## Exercise directions
Each line of the listing must be transcribed exactly, except for the images, which should be excluded.

## Items
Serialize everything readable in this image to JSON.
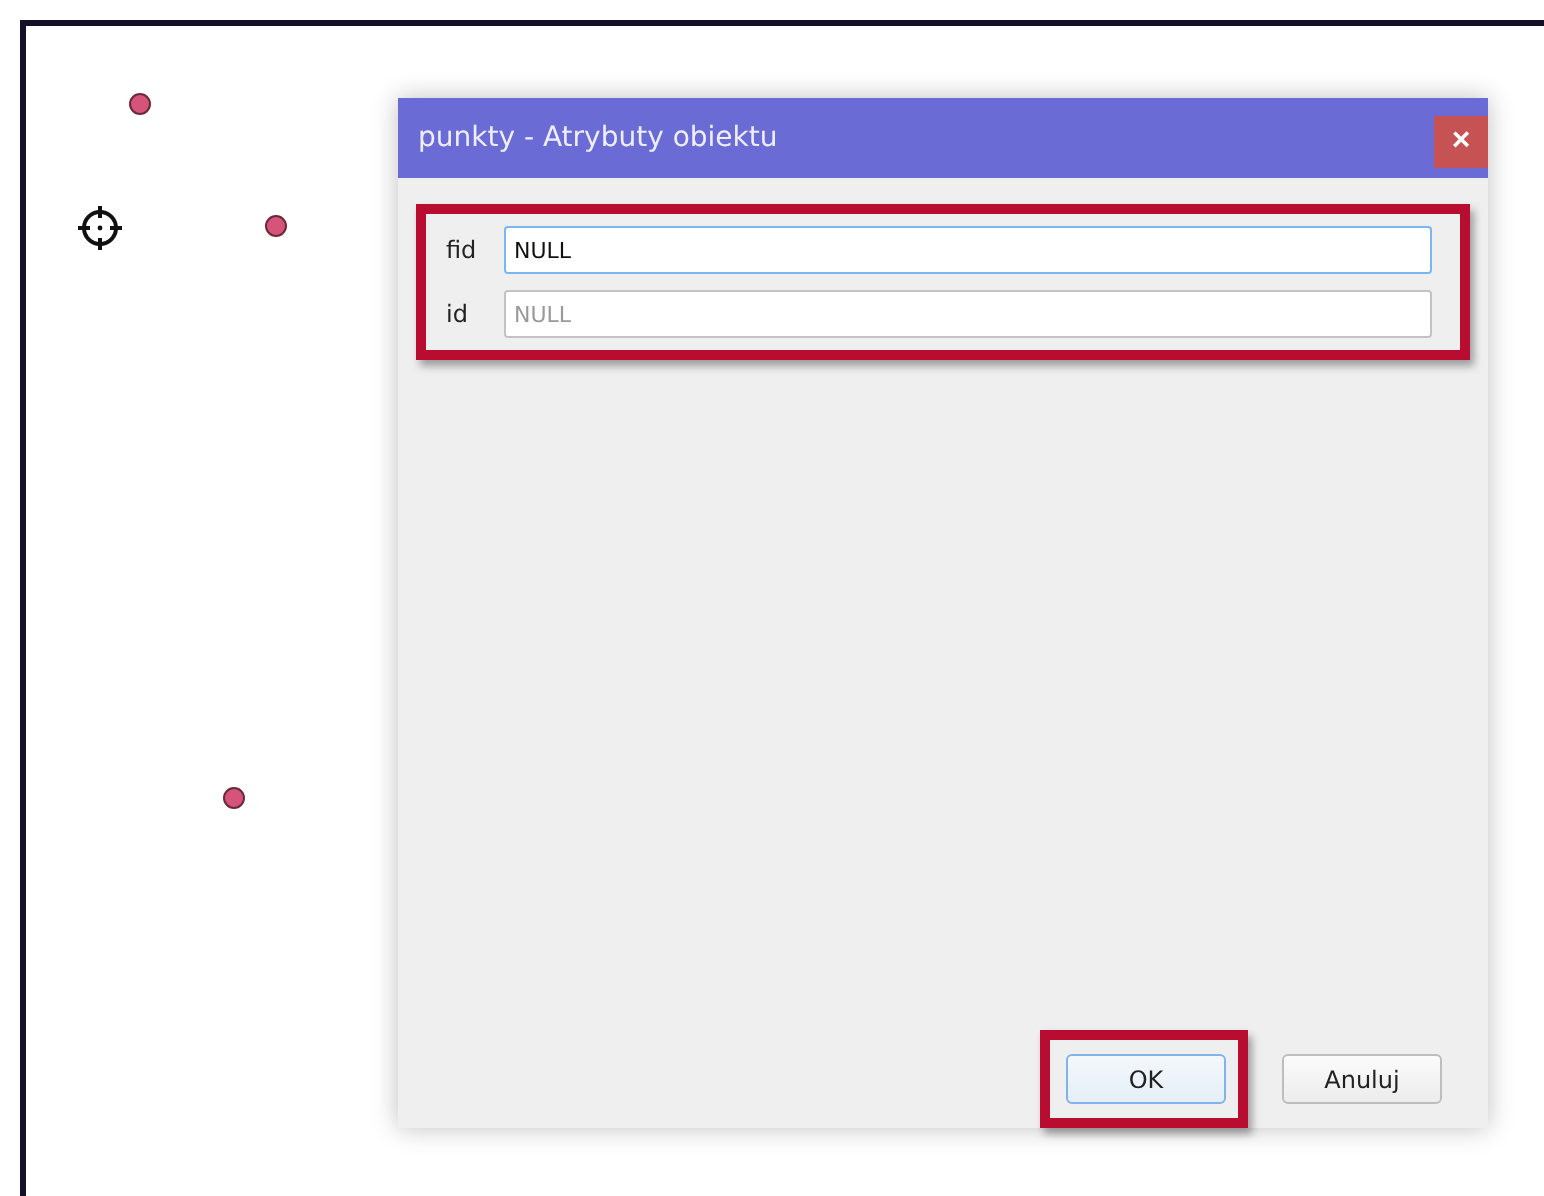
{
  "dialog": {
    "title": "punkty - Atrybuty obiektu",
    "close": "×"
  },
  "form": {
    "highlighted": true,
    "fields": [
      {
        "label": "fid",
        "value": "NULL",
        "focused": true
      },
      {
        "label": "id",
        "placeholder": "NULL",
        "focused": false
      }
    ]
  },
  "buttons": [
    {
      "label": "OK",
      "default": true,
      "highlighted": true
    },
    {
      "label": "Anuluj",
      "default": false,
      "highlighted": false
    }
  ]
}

## Answer to the exercise
Serialize everything readable in this image to JSON.
{
  "dialog": {
    "title": "punkty - Atrybuty obiektu",
    "close": "×"
  },
  "form": {
    "highlighted": true,
    "fields": [
      {
        "label": "fid",
        "value": "NULL",
        "focused": true
      },
      {
        "label": "id",
        "placeholder": "NULL",
        "focused": false
      }
    ]
  },
  "buttons": [
    {
      "label": "OK",
      "default": true,
      "highlighted": true
    },
    {
      "label": "Anuluj",
      "default": false,
      "highlighted": false
    }
  ]
}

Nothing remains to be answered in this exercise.